### SOURCE
________

Thanks for those links MrLogic...  I have been really indecisive lately, originally wanted the 100-400L but the sigma 150-500 was so tempting with it's lower price and extra 100mm reach. But I think looking at it as an investment rather than just a purchase I will stick with the 100-400L. Probably the better choice for the long run. (now if only Canon would release that range in their F4 lineup...)


----------



## Big Mike (Dec 9, 2009)

Welcome to the forum.  

Remember that when you add a teleconverter, you loose some light.  So a Canon 70-300 F4.5-5.6 with a 2X TC becomes F9-F11 (loss of two stops).  Not to mention the loss in image quality.
Also, you typically need about F5.6 as a max for the AF system to work.  So if you take an already 'slow' lens like the 70-300mm and add a TC, you will most likely loose the ability to autofocus.  

I've used the 100-400mm L lens, and I must say that it's pretty darn good...but not cheap.


----------



## itznfb (Dec 9, 2009)

Is the Canon 70-300mm compatible with the TC?


----------



## darwinsfinch (Dec 9, 2009)

Thanks for all of the advice and links.  I do have a budget and am looking at $1000 but could possibly go up to $1300 if needed.  I would love to get the 100-400mm L but that looks to be a few years down the road.  

The Sigma 150-500 is really attractive to me right now.  Despite the fact that it is not top-quality (I agree with you, Mr. Logic; I do see the IQ difference much greater than the author of that site does), I am thinking it can get me the focal length and OS I need for both tripod and handheld wildlife/bird shots without the IQ, autofocus, or light loss of a teleconverter.  Pretty versatile for a relative beginner without breaking the bank.

________

### DATASET CONTENT
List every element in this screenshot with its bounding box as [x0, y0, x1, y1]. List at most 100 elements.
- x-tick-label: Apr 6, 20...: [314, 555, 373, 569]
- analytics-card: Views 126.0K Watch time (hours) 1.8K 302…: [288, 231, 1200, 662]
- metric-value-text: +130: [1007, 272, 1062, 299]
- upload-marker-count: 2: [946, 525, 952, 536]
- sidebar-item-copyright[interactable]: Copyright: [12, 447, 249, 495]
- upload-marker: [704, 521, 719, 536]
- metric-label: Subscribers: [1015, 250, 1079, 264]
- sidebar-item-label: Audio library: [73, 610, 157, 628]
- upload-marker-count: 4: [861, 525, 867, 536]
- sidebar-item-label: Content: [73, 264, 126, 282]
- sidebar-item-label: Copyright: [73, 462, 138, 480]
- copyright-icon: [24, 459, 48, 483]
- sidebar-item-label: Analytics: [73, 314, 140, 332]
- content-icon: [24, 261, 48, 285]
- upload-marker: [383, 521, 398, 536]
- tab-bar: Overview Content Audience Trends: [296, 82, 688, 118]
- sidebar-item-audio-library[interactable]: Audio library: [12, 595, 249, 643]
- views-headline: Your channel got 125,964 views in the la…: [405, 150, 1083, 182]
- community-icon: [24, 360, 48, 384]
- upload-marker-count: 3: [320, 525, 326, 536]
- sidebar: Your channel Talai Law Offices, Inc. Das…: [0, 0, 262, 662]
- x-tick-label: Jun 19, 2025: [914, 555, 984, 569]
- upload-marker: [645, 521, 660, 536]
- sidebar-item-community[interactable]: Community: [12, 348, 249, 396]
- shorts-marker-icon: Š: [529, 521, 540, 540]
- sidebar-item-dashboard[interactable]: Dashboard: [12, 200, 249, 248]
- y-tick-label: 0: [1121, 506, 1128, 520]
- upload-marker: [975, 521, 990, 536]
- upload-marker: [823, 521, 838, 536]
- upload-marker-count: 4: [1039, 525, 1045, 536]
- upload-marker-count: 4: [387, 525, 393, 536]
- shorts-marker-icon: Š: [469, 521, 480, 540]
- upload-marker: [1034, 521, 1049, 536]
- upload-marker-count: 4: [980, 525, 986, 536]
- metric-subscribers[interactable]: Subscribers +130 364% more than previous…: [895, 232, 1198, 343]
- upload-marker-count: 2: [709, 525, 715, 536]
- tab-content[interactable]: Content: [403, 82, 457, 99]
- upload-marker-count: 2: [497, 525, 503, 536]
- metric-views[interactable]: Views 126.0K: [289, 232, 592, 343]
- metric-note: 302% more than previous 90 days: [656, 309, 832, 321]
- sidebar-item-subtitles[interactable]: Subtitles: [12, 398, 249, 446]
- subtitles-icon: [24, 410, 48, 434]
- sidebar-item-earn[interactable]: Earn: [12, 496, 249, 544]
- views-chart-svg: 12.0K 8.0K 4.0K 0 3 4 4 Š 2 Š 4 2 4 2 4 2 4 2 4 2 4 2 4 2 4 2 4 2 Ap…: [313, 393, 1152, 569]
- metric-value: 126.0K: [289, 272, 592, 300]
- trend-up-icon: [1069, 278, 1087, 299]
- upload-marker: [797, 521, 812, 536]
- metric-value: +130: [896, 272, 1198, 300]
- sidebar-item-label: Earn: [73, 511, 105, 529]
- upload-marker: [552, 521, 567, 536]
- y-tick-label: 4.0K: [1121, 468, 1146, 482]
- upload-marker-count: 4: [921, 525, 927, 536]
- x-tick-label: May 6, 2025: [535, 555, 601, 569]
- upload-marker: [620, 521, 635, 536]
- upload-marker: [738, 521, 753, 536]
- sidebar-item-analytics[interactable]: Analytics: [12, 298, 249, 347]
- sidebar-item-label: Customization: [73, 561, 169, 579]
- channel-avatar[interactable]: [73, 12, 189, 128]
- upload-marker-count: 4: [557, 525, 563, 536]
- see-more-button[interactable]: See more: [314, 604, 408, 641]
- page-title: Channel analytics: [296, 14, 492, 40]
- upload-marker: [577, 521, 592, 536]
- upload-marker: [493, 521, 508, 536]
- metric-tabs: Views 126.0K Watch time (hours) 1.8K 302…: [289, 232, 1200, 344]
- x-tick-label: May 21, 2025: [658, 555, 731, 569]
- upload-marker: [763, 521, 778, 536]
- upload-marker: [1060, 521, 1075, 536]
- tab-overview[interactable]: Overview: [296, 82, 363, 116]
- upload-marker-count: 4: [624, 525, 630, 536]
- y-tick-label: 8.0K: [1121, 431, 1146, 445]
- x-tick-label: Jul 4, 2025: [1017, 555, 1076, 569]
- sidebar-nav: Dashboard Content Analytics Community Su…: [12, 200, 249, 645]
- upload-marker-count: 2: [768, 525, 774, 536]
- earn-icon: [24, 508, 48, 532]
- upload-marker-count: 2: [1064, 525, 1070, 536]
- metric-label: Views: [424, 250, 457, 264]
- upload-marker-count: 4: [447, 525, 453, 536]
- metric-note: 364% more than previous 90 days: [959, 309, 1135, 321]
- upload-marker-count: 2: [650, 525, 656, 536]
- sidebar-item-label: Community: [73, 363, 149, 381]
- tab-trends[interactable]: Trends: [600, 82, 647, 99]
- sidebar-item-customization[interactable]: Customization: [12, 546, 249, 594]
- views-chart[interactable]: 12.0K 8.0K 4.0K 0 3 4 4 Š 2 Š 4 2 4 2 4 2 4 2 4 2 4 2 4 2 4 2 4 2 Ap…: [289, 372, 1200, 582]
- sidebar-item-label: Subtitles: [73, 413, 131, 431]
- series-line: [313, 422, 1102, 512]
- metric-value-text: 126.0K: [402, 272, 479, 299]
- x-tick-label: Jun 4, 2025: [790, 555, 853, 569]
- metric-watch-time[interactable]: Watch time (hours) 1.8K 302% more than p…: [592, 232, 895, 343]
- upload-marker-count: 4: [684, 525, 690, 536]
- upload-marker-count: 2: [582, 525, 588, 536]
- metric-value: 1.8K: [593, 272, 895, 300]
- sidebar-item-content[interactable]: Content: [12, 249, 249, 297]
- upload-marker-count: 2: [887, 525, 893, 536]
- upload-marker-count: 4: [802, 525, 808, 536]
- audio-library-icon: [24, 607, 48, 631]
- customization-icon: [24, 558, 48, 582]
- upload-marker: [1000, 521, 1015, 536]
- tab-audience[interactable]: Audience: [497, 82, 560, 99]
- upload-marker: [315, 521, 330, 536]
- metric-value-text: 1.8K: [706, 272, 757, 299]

________

### REQUESTS
1. In the lens discussion, why does adding a teleconverter to the 70-300mm lens likely cost the ability to autofocus?
2. Rewrite everything in the lens discussion from "Thanks for those" down to "in image quality.", substituting "lens extender" for "teleconverter".

### TASK RESULTS
1. The autofocus system typically needs a maximum aperture of about F5.6. A 2X teleconverter loses two stops of light, so the 70-300mm's F4.5-5.6 becomes F9-F11. Because that lens is already "slow," adding the converter pushes it past the limit the autofocus needs.

2.
Thanks for those links MrLogic...  I have been really indecisive lately, originally wanted the 100-400L but the sigma 150-500 was so tempting with it's lower price and extra 100mm reach. But I think looking at it as an investment rather than just a purchase I will stick with the 100-400L. Probably the better choice for the long run. (now if only Canon would release that range in their F4 lineup...)


----------



## Big Mike (Dec 9, 2009)

Welcome to the forum.  

Remember that when you add a lens extender, you loose some light.  So a Canon 70-300 F4.5-5.6 with a 2X TC becomes F9-F11 (loss of two stops).  Not to mention the loss in image quality.